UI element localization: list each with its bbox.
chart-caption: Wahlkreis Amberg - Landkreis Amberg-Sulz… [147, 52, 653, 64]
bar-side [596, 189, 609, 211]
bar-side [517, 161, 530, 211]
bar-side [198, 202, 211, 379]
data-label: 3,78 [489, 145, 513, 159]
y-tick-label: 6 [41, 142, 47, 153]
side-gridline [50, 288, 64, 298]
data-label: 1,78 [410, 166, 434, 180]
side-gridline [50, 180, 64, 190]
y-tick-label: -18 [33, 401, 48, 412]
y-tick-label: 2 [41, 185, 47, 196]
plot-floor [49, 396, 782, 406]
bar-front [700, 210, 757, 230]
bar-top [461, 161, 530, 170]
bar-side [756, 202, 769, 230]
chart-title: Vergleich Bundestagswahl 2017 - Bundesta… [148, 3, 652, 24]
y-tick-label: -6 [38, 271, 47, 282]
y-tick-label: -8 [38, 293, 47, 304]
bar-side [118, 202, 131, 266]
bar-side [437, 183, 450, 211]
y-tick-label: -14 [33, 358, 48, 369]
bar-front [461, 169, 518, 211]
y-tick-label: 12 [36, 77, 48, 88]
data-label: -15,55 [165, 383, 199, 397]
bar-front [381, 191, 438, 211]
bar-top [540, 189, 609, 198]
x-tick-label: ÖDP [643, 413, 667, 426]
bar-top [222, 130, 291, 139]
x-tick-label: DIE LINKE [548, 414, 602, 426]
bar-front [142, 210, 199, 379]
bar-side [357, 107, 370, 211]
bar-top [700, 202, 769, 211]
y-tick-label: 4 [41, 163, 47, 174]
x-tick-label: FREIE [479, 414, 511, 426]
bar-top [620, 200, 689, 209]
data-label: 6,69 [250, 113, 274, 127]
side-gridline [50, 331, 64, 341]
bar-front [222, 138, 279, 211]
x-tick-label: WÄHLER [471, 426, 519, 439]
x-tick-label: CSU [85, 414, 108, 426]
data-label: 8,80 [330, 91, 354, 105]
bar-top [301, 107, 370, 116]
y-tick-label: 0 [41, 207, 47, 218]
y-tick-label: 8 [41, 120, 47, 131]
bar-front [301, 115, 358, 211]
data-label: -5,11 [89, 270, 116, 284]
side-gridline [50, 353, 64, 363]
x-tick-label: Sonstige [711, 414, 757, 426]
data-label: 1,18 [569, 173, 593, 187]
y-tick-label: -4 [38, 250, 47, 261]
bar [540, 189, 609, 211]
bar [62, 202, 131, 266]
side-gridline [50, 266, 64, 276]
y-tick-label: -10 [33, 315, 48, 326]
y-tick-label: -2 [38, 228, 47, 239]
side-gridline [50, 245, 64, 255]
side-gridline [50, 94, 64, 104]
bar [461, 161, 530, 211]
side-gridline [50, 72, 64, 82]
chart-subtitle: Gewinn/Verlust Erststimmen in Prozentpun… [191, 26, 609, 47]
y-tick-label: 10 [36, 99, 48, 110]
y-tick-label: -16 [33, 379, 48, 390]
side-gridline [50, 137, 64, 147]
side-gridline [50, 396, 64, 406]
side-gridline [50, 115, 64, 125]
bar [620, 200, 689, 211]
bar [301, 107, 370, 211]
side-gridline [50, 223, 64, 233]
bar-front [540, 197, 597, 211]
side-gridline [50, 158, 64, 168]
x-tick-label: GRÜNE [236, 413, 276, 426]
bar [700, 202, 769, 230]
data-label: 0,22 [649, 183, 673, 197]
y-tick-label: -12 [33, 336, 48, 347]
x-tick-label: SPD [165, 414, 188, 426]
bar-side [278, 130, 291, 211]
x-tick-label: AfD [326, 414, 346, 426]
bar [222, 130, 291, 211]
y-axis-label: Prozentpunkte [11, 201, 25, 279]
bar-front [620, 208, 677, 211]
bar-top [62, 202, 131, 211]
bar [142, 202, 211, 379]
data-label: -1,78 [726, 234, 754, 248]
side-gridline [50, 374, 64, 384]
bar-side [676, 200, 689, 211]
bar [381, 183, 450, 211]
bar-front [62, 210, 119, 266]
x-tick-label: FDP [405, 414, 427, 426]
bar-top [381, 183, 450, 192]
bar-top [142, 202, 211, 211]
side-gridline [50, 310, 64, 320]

++++

Task details:
Give everything in the listing from its first line down to the line containing "bar-top [620, 200, 689, 209]", both included, as a JSON list of strings with one string per line and blank lines left out.

Reply:
[
  "UI element localization: list each with its bbox.",
  "chart-caption: Wahlkreis Amberg - Landkreis Amberg-Sulz… [147, 52, 653, 64]",
  "bar-side [596, 189, 609, 211]",
  "bar-side [517, 161, 530, 211]",
  "bar-side [198, 202, 211, 379]",
  "data-label: 3,78 [489, 145, 513, 159]",
  "y-tick-label: 6 [41, 142, 47, 153]",
  "side-gridline [50, 288, 64, 298]",
  "data-label: 1,78 [410, 166, 434, 180]",
  "side-gridline [50, 180, 64, 190]",
  "y-tick-label: -18 [33, 401, 48, 412]",
  "y-tick-label: 2 [41, 185, 47, 196]",
  "plot-floor [49, 396, 782, 406]",
  "bar-front [700, 210, 757, 230]",
  "bar-top [461, 161, 530, 170]",
  "bar-side [756, 202, 769, 230]",
  "chart-title: Vergleich Bundestagswahl 2017 - Bundesta… [148, 3, 652, 24]",
  "y-tick-label: -6 [38, 271, 47, 282]",
  "y-tick-label: -8 [38, 293, 47, 304]",
  "bar-side [118, 202, 131, 266]",
  "bar-side [437, 183, 450, 211]",
  "y-tick-label: -14 [33, 358, 48, 369]",
  "bar-front [461, 169, 518, 211]",
  "y-tick-label: 12 [36, 77, 48, 88]",
  "data-label: -15,55 [165, 383, 199, 397]",
  "bar-front [381, 191, 438, 211]",
  "bar-top [540, 189, 609, 198]",
  "x-tick-label: ÖDP [643, 413, 667, 426]",
  "bar-top [222, 130, 291, 139]",
  "x-tick-label: DIE LINKE [548, 414, 602, 426]",
  "bar-front [142, 210, 199, 379]",
  "bar-side [357, 107, 370, 211]",
  "bar-top [700, 202, 769, 211]",
  "y-tick-label: 4 [41, 163, 47, 174]",
  "x-tick-label: FREIE [479, 414, 511, 426]",
  "bar-top [620, 200, 689, 209]"
]